* **STATED GOAL**:
Using the data below, gather each line that includes the word "gaap".

(Records from a collection)
# # # # #

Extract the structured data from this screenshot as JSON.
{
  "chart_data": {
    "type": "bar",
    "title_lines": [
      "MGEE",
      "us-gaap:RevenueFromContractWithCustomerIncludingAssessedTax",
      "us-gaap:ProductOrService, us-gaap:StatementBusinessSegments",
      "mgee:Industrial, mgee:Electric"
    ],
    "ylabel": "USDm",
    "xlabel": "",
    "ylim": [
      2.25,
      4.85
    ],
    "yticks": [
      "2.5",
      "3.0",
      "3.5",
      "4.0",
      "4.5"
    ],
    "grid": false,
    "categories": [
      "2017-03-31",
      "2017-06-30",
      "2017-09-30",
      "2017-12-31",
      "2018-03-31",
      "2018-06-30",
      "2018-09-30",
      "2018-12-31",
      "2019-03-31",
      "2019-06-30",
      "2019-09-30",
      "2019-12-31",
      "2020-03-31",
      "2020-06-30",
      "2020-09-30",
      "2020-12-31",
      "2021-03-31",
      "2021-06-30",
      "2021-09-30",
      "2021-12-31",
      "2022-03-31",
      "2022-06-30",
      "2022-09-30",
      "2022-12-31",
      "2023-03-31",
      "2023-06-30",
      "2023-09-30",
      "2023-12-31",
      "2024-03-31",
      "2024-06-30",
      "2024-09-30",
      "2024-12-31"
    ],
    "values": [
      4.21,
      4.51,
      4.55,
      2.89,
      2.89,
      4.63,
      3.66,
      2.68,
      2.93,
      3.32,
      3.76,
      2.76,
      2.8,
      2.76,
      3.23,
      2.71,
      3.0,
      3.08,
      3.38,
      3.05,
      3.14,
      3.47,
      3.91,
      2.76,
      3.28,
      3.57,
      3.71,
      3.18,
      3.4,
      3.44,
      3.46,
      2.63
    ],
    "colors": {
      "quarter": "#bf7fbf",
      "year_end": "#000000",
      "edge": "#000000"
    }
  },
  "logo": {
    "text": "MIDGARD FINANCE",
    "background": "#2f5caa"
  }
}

# # # # #

* **WORKED ANSWER**:
      "us-gaap:RevenueFromContractWithCustomerIncludingAssessedTax",
      "us-gaap:ProductOrService, us-gaap:StatementBusinessSegments",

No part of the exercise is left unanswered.